--- THE PROBLEM ---
From the listing below, copy every line with the word "name".

>> Start EXTRACTED DATA

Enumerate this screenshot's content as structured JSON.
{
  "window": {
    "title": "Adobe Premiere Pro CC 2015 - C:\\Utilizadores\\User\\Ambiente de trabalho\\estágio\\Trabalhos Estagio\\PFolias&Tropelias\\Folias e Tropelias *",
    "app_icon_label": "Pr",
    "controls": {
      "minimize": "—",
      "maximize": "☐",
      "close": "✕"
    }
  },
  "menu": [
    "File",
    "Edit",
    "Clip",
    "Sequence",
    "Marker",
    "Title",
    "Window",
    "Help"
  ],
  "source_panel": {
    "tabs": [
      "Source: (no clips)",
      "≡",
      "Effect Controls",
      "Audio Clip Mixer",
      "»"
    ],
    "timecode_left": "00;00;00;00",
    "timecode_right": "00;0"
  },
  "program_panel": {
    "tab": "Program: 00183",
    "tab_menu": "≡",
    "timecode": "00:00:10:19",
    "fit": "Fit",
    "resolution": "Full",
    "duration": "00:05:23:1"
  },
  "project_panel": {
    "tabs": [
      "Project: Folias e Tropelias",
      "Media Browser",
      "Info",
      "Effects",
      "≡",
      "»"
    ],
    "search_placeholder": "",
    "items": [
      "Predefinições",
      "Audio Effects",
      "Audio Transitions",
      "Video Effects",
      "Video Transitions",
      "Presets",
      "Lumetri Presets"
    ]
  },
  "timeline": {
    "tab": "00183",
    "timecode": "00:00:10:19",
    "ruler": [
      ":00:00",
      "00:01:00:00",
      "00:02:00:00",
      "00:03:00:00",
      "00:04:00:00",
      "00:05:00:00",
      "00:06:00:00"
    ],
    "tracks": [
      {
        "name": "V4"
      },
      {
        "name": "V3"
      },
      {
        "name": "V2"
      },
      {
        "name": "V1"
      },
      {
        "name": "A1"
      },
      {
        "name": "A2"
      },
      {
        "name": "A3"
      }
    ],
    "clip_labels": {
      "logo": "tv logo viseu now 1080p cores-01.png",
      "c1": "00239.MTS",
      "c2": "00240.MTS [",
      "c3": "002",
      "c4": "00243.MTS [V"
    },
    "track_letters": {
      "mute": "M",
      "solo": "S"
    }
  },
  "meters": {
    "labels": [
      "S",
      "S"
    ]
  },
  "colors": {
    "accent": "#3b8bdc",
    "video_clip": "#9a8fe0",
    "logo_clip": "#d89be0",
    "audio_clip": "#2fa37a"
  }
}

>> End EXTRACTED DATA

--- REPLY TO THE EXERCISE ---
        "name": "V4"
        "name": "V3"
        "name": "V2"
        "name": "V1"
        "name": "A1"
        "name": "A2"
        "name": "A3"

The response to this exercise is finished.